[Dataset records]
--- Start ---

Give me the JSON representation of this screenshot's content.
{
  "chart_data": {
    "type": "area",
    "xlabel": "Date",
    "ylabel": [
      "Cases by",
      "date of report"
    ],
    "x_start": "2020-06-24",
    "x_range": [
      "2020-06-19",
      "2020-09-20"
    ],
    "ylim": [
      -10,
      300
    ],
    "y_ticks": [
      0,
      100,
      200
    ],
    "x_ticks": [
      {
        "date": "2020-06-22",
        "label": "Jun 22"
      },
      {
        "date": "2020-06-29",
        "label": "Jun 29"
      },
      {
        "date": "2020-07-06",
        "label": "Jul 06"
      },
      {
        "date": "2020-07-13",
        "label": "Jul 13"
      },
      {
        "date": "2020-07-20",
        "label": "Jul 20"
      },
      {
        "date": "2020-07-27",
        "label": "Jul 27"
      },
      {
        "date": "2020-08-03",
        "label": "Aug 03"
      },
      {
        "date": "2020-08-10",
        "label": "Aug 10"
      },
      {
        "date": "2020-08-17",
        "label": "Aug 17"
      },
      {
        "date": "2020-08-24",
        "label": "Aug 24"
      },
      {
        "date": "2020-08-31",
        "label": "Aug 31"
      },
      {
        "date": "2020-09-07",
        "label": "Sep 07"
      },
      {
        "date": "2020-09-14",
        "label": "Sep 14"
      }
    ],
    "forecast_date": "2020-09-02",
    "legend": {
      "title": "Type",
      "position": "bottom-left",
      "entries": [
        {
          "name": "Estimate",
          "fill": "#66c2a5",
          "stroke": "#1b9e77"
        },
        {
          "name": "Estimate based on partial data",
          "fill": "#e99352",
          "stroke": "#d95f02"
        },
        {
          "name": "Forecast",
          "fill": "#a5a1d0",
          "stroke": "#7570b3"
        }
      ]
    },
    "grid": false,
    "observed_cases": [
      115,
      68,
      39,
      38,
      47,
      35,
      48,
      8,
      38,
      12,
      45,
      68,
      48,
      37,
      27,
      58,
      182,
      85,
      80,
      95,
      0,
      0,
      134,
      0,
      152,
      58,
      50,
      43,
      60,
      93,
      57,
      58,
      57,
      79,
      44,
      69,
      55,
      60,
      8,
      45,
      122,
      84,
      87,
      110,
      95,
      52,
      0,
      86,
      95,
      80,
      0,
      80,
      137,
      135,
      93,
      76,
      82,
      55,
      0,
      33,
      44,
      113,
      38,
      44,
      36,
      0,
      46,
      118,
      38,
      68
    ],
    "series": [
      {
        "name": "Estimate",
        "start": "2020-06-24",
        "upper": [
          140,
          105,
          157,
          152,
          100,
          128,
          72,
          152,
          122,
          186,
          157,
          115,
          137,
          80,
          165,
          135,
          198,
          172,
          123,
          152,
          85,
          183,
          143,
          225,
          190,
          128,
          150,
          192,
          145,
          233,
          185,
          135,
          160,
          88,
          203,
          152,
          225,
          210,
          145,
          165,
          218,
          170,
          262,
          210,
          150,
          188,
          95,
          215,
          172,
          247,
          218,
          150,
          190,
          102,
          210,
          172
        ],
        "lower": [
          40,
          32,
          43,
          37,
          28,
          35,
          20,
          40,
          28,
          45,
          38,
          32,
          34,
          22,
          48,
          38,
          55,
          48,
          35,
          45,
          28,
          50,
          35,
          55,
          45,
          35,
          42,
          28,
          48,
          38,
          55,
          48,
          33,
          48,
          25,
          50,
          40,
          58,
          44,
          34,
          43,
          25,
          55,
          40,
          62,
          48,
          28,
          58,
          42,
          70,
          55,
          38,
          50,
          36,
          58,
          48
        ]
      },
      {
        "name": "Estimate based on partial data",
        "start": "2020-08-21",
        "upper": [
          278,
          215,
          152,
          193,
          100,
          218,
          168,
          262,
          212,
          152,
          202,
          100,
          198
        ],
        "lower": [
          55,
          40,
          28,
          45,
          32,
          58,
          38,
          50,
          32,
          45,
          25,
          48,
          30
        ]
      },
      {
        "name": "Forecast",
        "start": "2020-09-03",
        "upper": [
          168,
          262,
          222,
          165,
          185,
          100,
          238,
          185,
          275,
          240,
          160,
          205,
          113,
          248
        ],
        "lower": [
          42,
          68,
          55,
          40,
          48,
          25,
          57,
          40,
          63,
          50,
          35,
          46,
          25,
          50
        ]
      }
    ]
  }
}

--- End ---

● Given problem
Print the listing above in full, exactly as it is.

● Result below
Give me the JSON representation of this screenshot's content.
{
  "chart_data": {
    "type": "area",
    "xlabel": "Date",
    "ylabel": [
      "Cases by",
      "date of report"
    ],
    "x_start": "2020-06-24",
    "x_range": [
      "2020-06-19",
      "2020-09-20"
    ],
    "ylim": [
      -10,
      300
    ],
    "y_ticks": [
      0,
      100,
      200
    ],
    "x_ticks": [
      {
        "date": "2020-06-22",
        "label": "Jun 22"
      },
      {
        "date": "2020-06-29",
        "label": "Jun 29"
      },
      {
        "date": "2020-07-06",
        "label": "Jul 06"
      },
      {
        "date": "2020-07-13",
        "label": "Jul 13"
      },
      {
        "date": "2020-07-20",
        "label": "Jul 20"
      },
      {
        "date": "2020-07-27",
        "label": "Jul 27"
      },
      {
        "date": "2020-08-03",
        "label": "Aug 03"
      },
      {
        "date": "2020-08-10",
        "label": "Aug 10"
      },
      {
        "date": "2020-08-17",
        "label": "Aug 17"
      },
      {
        "date": "2020-08-24",
        "label": "Aug 24"
      },
      {
        "date": "2020-08-31",
        "label": "Aug 31"
      },
      {
        "date": "2020-09-07",
        "label": "Sep 07"
      },
      {
        "date": "2020-09-14",
        "label": "Sep 14"
      }
    ],
    "forecast_date": "2020-09-02",
    "legend": {
      "title": "Type",
      "position": "bottom-left",
      "entries": [
        {
          "name": "Estimate",
          "fill": "#66c2a5",
          "stroke": "#1b9e77"
        },
        {
          "name": "Estimate based on partial data",
          "fill": "#e99352",
          "stroke": "#d95f02"
        },
        {
          "name": "Forecast",
          "fill": "#a5a1d0",
          "stroke": "#7570b3"
        }
      ]
    },
    "grid": false,
    "observed_cases": [
      115,
      68,
      39,
      38,
      47,
      35,
      48,
      8,
      38,
      12,
      45,
      68,
      48,
      37,
      27,
      58,
      182,
      85,
      80,
      95,
      0,
      0,
      134,
      0,
      152,
      58,
      50,
      43,
      60,
      93,
      57,
      58,
      57,
      79,
      44,
      69,
      55,
      60,
      8,
      45,
      122,
      84,
      87,
      110,
      95,
      52,
      0,
      86,
      95,
      80,
      0,
      80,
      137,
      135,
      93,
      76,
      82,
      55,
      0,
      33,
      44,
      113,
      38,
      44,
      36,
      0,
      46,
      118,
      38,
      68
    ],
    "series": [
      {
        "name": "Estimate",
        "start": "2020-06-24",
        "upper": [
          140,
          105,
          157,
          152,
          100,
          128,
          72,
          152,
          122,
          186,
          157,
          115,
          137,
          80,
          165,
          135,
          198,
          172,
          123,
          152,
          85,
          183,
          143,
          225,
          190,
          128,
          150,
          192,
          145,
          233,
          185,
          135,
          160,
          88,
          203,
          152,
          225,
          210,
          145,
          165,
          218,
          170,
          262,
          210,
          150,
          188,
          95,
          215,
          172,
          247,
          218,
          150,
          190,
          102,
          210,
          172
        ],
        "lower": [
          40,
          32,
          43,
          37,
          28,
          35,
          20,
          40,
          28,
          45,
          38,
          32,
          34,
          22,
          48,
          38,
          55,
          48,
          35,
          45,
          28,
          50,
          35,
          55,
          45,
          35,
          42,
          28,
          48,
          38,
          55,
          48,
          33,
          48,
          25,
          50,
          40,
          58,
          44,
          34,
          43,
          25,
          55,
          40,
          62,
          48,
          28,
          58,
          42,
          70,
          55,
          38,
          50,
          36,
          58,
          48
        ]
      },
      {
        "name": "Estimate based on partial data",
        "start": "2020-08-21",
        "upper": [
          278,
          215,
          152,
          193,
          100,
          218,
          168,
          262,
          212,
          152,
          202,
          100,
          198
        ],
        "lower": [
          55,
          40,
          28,
          45,
          32,
          58,
          38,
          50,
          32,
          45,
          25,
          48,
          30
        ]
      },
      {
        "name": "Forecast",
        "start": "2020-09-03",
        "upper": [
          168,
          262,
          222,
          165,
          185,
          100,
          238,
          185,
          275,
          240,
          160,
          205,
          113,
          248
        ],
        "lower": [
          42,
          68,
          55,
          40,
          48,
          25,
          57,
          40,
          63,
          50,
          35,
          46,
          25,
          50
        ]
      }
    ]
  }
}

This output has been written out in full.